Saved entries:
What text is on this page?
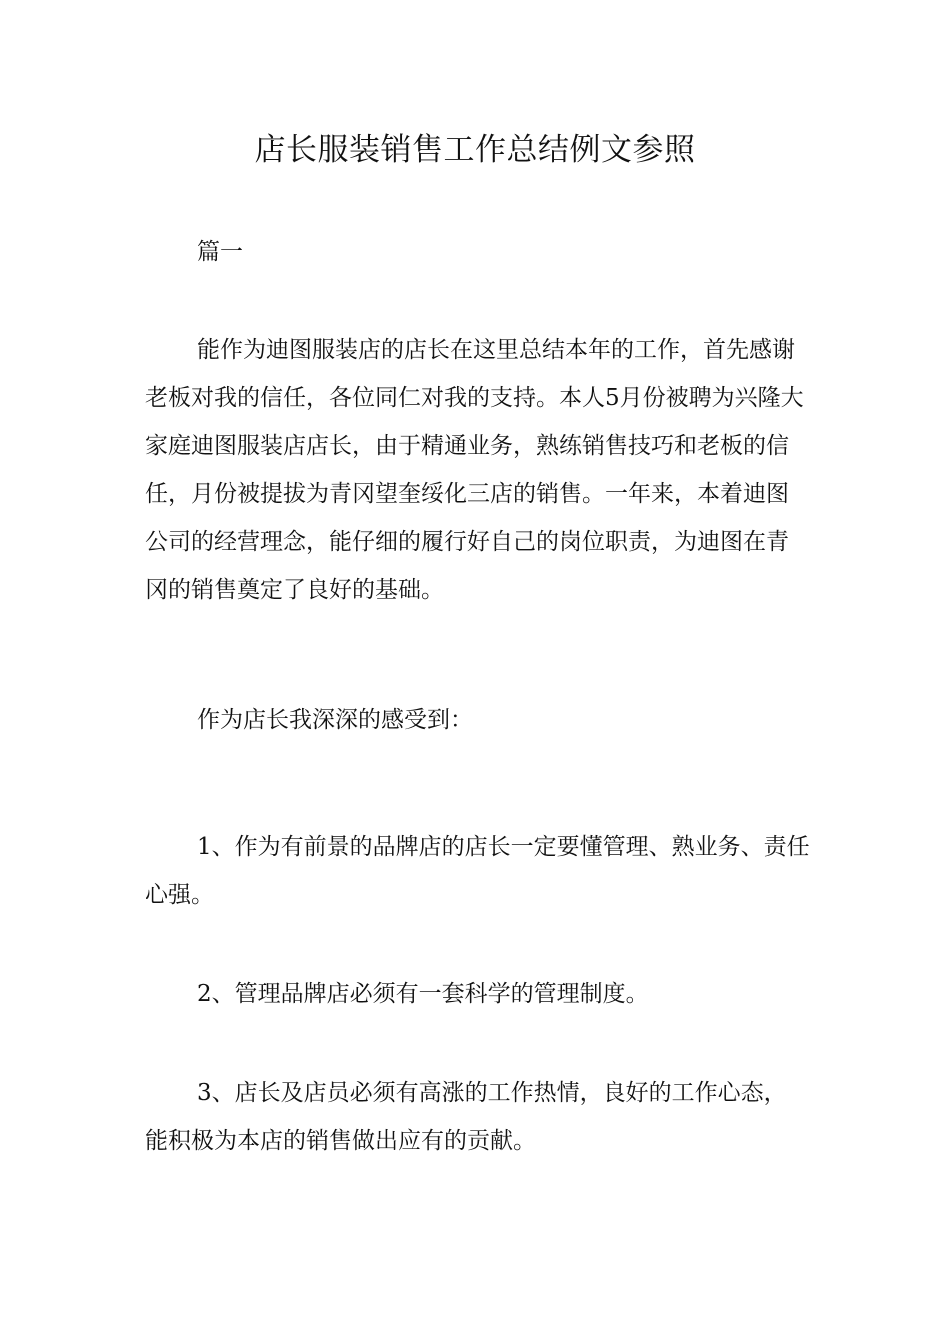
店长服装销售工作总结例文参照

篇一

能作为迪图服装店的店长在这里总结本年的工作，首先感谢老板对我的信任，各位同仁对我的支持。本人5月份被聘为兴隆大家庭迪图服装店店长，由于精通业务，熟练销售技巧和老板的信任，月份被提拔为青冈望奎绥化三店的销售。一年来，本着迪图公司的经营理念，能仔细的履行好自己的岗位职责，为迪图在青冈的销售奠定了良好的基础。

作为店长我深深的感受到：

1、作为有前景的品牌店的店长一定要懂管理、熟业务、责任心强。

2、管理品牌店必须有一套科学的管理制度。

3、店长及店员必须有高涨的工作热情，良好的工作心态，能积极为本店的销售做出应有的贡献。
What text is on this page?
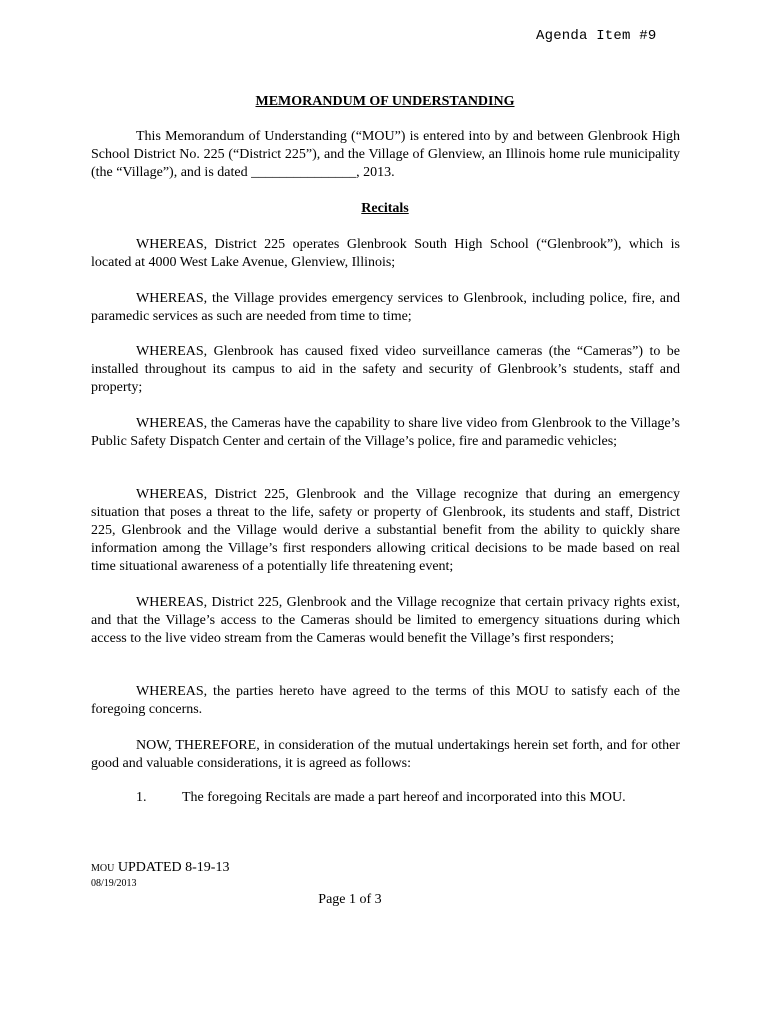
Agenda Item #9
MEMORANDUM OF UNDERSTANDING
This Memorandum of Understanding (“MOU”) is entered into by and between Glenbrook High School District No. 225 (“District 225”), and the Village of Glenview, an Illinois home rule municipality (the “Village”), and is dated _______________, 2013.
Recitals
WHEREAS, District 225 operates Glenbrook South High School (“Glenbrook”), which is located at 4000 West Lake Avenue, Glenview, Illinois;
WHEREAS, the Village provides emergency services to Glenbrook, including police, fire, and paramedic services as such are needed from time to time;
WHEREAS, Glenbrook has caused fixed video surveillance cameras (the “Cameras”) to be installed throughout its campus to aid in the safety and security of Glenbrook’s students, staff and property;
WHEREAS, the Cameras have the capability to share live video from Glenbrook to the Village’s Public Safety Dispatch Center and certain of the Village’s police, fire and paramedic vehicles;
WHEREAS, District 225, Glenbrook and the Village recognize that during an emergency situation that poses a threat to the life, safety or property of Glenbrook, its students and staff, District 225, Glenbrook and the Village would derive a substantial benefit from the ability to quickly share information among the Village’s first responders allowing critical decisions to be made based on real time situational awareness of a potentially life threatening event;
WHEREAS, District 225, Glenbrook and the Village recognize that certain privacy rights exist, and that the Village’s access to the Cameras should be limited to emergency situations during which access to the live video stream from the Cameras would benefit the Village’s first responders;
WHEREAS, the parties hereto have agreed to the terms of this MOU to satisfy each of the foregoing concerns.
NOW, THEREFORE, in consideration of the mutual undertakings herein set forth, and for other good and valuable considerations, it is agreed as follows:
1.	The foregoing Recitals are made a part hereof and incorporated into this MOU.
MOU UPDATED 8-19-13
08/19/2013
Page 1 of 3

● **JOB**:
Search the data for "during". Copy every line that has it.

● **EXERCISE OUTPUT**:
WHEREAS, District 225, Glenbrook and the Village recognize that during an emergency situation that poses a threat to the life, safety or property of Glenbrook, its students and staff, District 225, Glenbrook and the Village would derive a substantial benefit from the ability to quickly share information among the Village’s first responders allowing critical decisions to be made based on real time situational awareness of a potentially life threatening event;
WHEREAS, District 225, Glenbrook and the Village recognize that certain privacy rights exist, and that the Village’s access to the Cameras should be limited to emergency situations during which access to the live video stream from the Cameras would benefit the Village’s first responders;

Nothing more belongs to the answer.